THE INPUT
-------------------------

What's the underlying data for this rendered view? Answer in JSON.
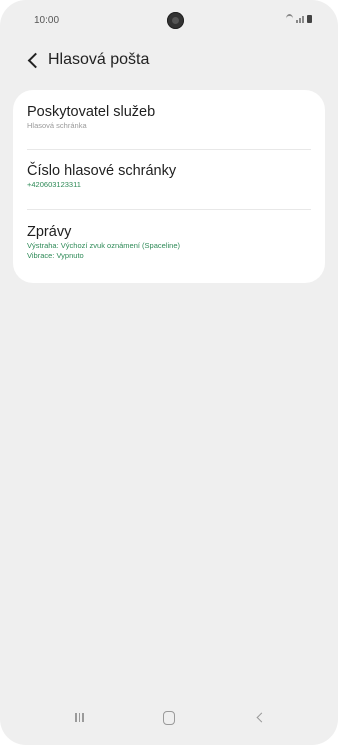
{
  "status_bar": {
    "time": "10:00"
  },
  "header": {
    "title": "Hlasová pošta",
    "back_icon": "chevron-left-icon"
  },
  "settings": {
    "items": [
      {
        "title": "Poskytovatel služeb",
        "subtitle": "Hlasová schránka"
      },
      {
        "title": "Číslo hlasové schránky",
        "subtitle": "+420603123311"
      },
      {
        "title": "Zprávy",
        "subtitle_line1": "Výstraha: Výchozí zvuk oznámení (Spaceline)",
        "subtitle_line2": "Vibrace: Vypnuto"
      }
    ]
  },
  "nav_bar": {
    "icons": [
      "recent-apps-icon",
      "home-icon",
      "back-icon"
    ]
  },
  "colors": {
    "background": "#efefef",
    "card": "#ffffff",
    "accent_green": "#2e8a57",
    "subtitle_gray": "#9a9a9a"
  }
}
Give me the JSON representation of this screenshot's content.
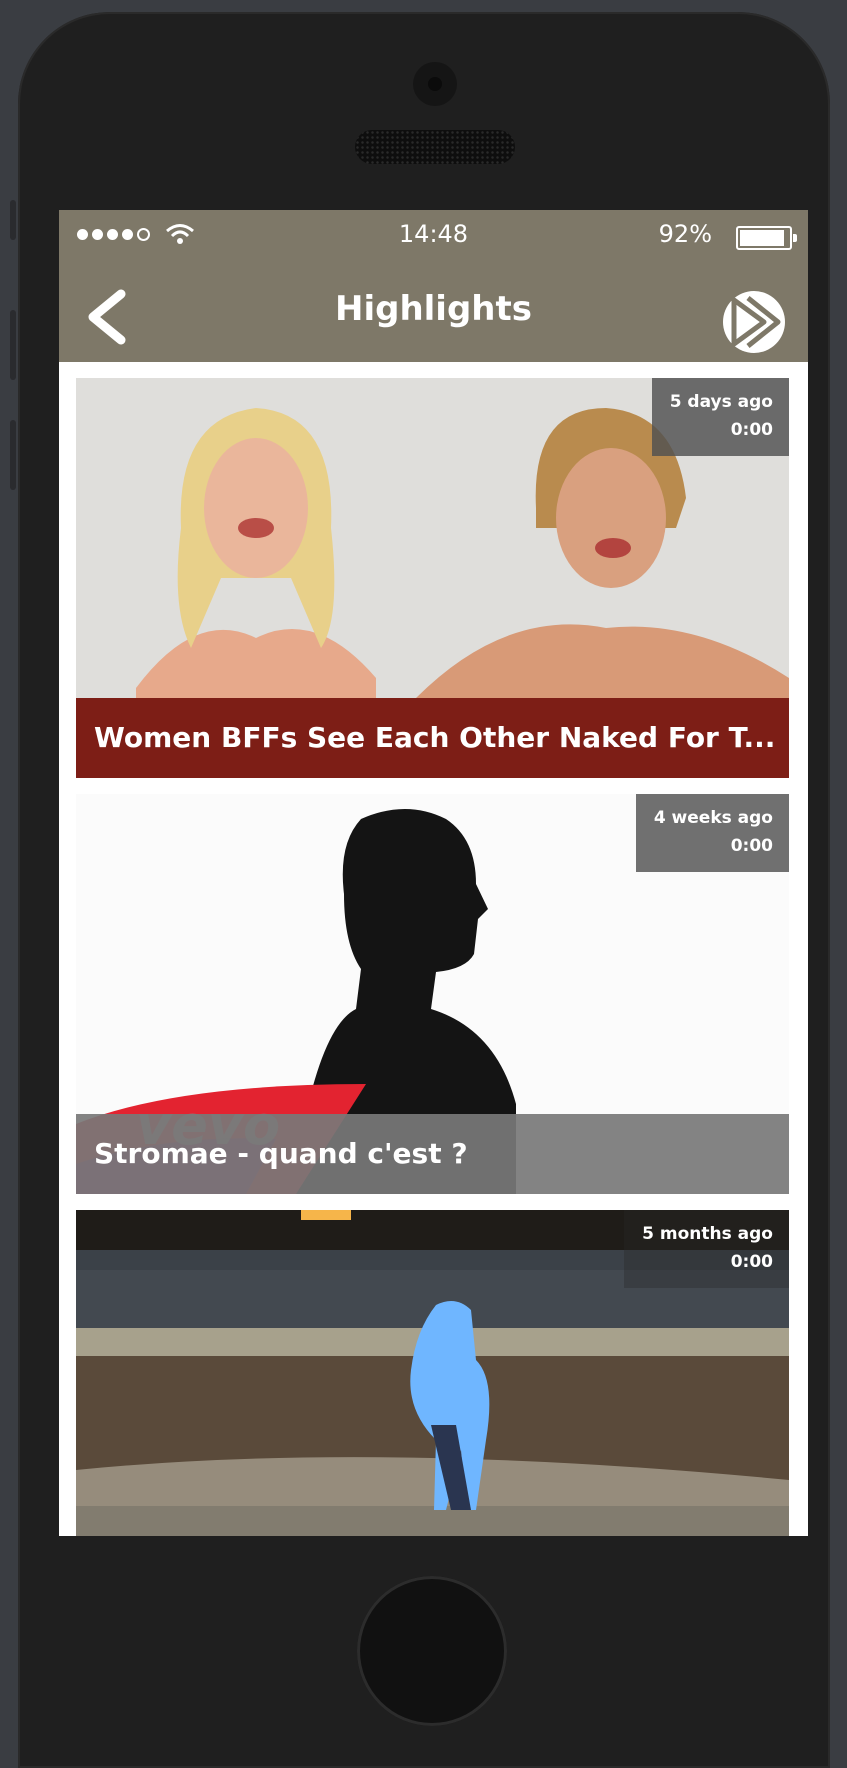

-------------------------

EXERCISE GOAL
Your job is to transcribe the entries above exactly; skip the pictures.

RESPONSE TO THIS TASK
What's the underlying data for this rendered view? Answer in JSON.
{
  "status_bar": {
    "time": "10:00"
  },
  "header": {
    "title": "Hlasová pošta",
    "back_icon": "chevron-left-icon"
  },
  "settings": {
    "items": [
      {
        "title": "Poskytovatel služeb",
        "subtitle": "Hlasová schránka"
      },
      {
        "title": "Číslo hlasové schránky",
        "subtitle": "+420603123311"
      },
      {
        "title": "Zprávy",
        "subtitle_line1": "Výstraha: Výchozí zvuk oznámení (Spaceline)",
        "subtitle_line2": "Vibrace: Vypnuto"
      }
    ]
  },
  "nav_bar": {
    "icons": [
      "recent-apps-icon",
      "home-icon",
      "back-icon"
    ]
  },
  "colors": {
    "background": "#efefef",
    "card": "#ffffff",
    "accent_green": "#2e8a57",
    "subtitle_gray": "#9a9a9a"
  }
}
Give me the JSON representation of this screenshot's content.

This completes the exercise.